Data records
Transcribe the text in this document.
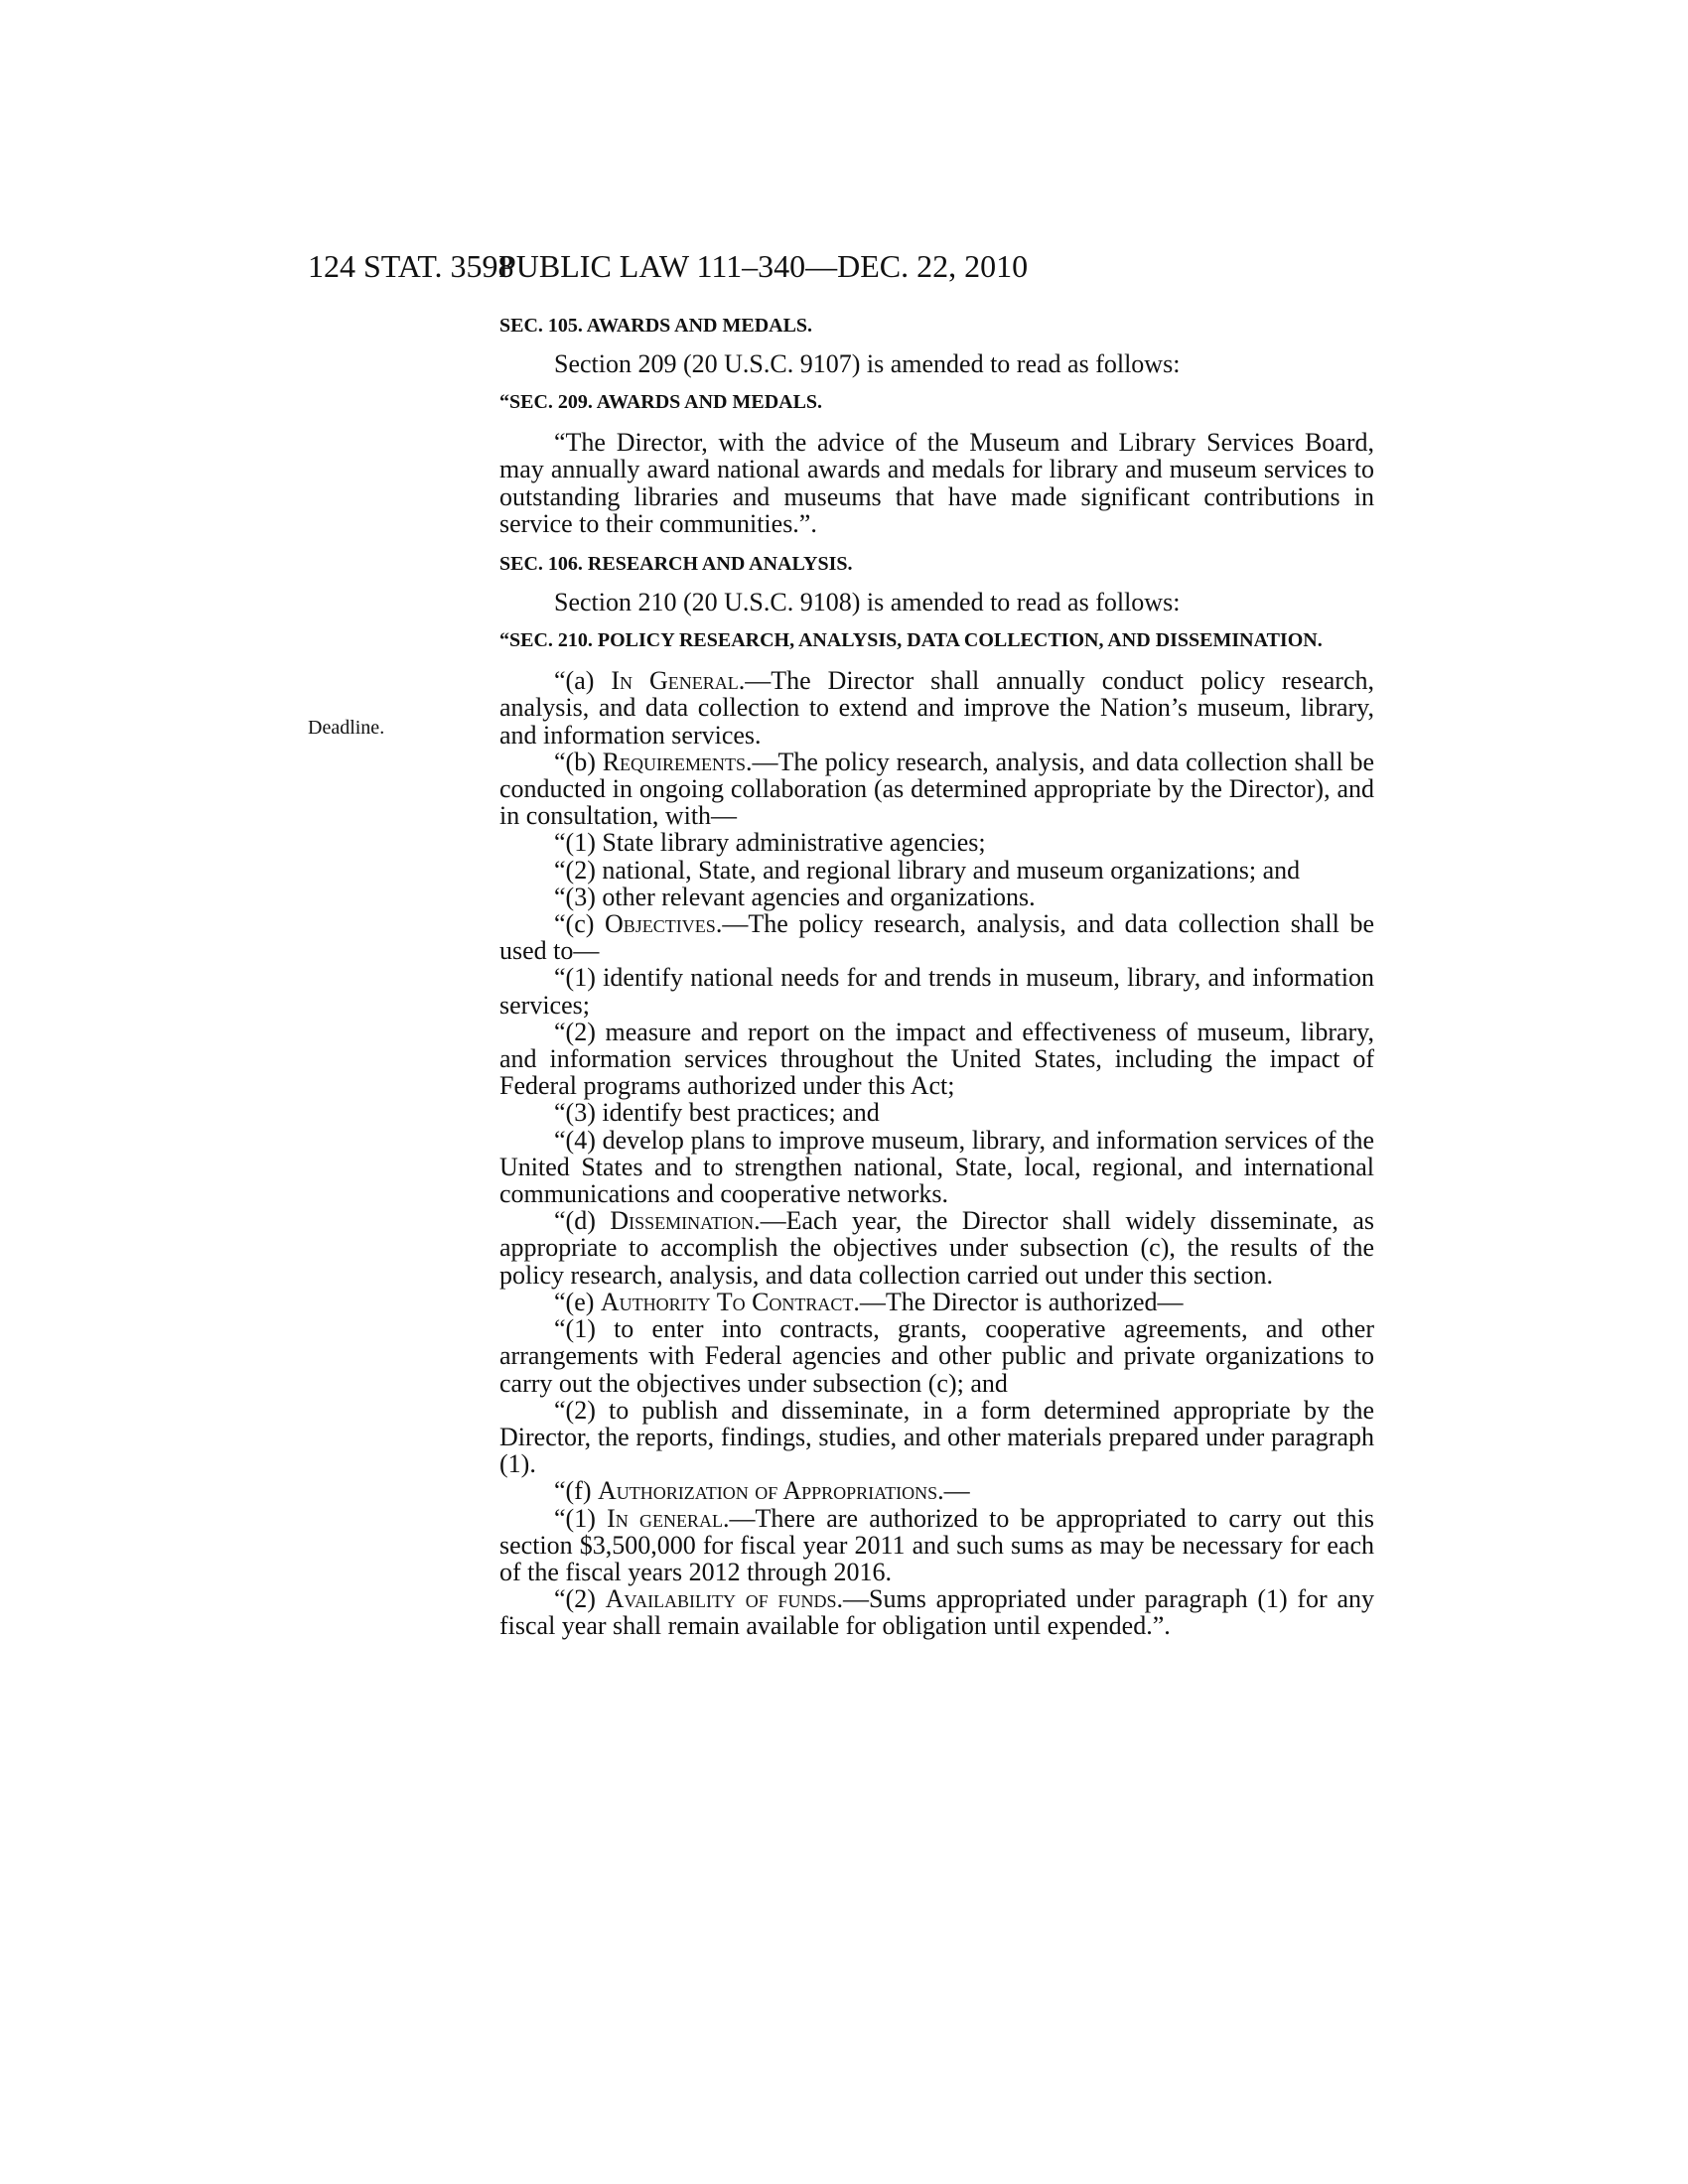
124 STAT. 3598
PUBLIC LAW 111–340—DEC. 22, 2010
Deadline.

SEC. 105. AWARDS AND MEDALS.

Section 209 (20 U.S.C. 9107) is amended to read as follows:

“SEC. 209. AWARDS AND MEDALS.

“The Director, with the advice of the Museum and Library Services Board, may annually award national awards and medals for library and museum services to outstanding libraries and museums that have made significant contributions in service to their communities.”.

SEC. 106. RESEARCH AND ANALYSIS.

Section 210 (20 U.S.C. 9108) is amended to read as follows:

“SEC. 210. POLICY RESEARCH, ANALYSIS, DATA COLLECTION, AND DISSEMINATION.

“(a) In General.—The Director shall annually conduct policy research, analysis, and data collection to extend and improve the Nation’s museum, library, and information services.

“(b) Requirements.—The policy research, analysis, and data collection shall be conducted in ongoing collaboration (as determined appropriate by the Director), and in consultation, with—

“(1) State library administrative agencies;

“(2) national, State, and regional library and museum organizations; and

“(3) other relevant agencies and organizations.

“(c) Objectives.—The policy research, analysis, and data collection shall be used to—

“(1) identify national needs for and trends in museum, library, and information services;

“(2) measure and report on the impact and effectiveness of museum, library, and information services throughout the United States, including the impact of Federal programs authorized under this Act;

“(3) identify best practices; and

“(4) develop plans to improve museum, library, and information services of the United States and to strengthen national, State, local, regional, and international communications and cooperative networks.

“(d) Dissemination.—Each year, the Director shall widely disseminate, as appropriate to accomplish the objectives under subsection (c), the results of the policy research, analysis, and data collection carried out under this section.

“(e) Authority To Contract.—The Director is authorized—

“(1) to enter into contracts, grants, cooperative agreements, and other arrangements with Federal agencies and other public and private organizations to carry out the objectives under subsection (c); and

“(2) to publish and disseminate, in a form determined appropriate by the Director, the reports, findings, studies, and other materials prepared under paragraph (1).

“(f) Authorization of Appropriations.—

“(1) In general.—There are authorized to be appropriated to carry out this section $3,500,000 for fiscal year 2011 and such sums as may be necessary for each of the fiscal years 2012 through 2016.

“(2) Availability of funds.—Sums appropriated under paragraph (1) for any fiscal year shall remain available for obligation until expended.”.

Work to complete
Copy out the lines that hold "carry".

Full solution
“(1) to enter into contracts, grants, cooperative agreements, and other arrangements with Federal agencies and other public and private organizations to carry out the objectives under subsection (c); and
“(1) In general.—There are authorized to be appropriated to carry out this section $3,500,000 for fiscal year 2011 and such sums as may be necessary for each of the fiscal years 2012 through 2016.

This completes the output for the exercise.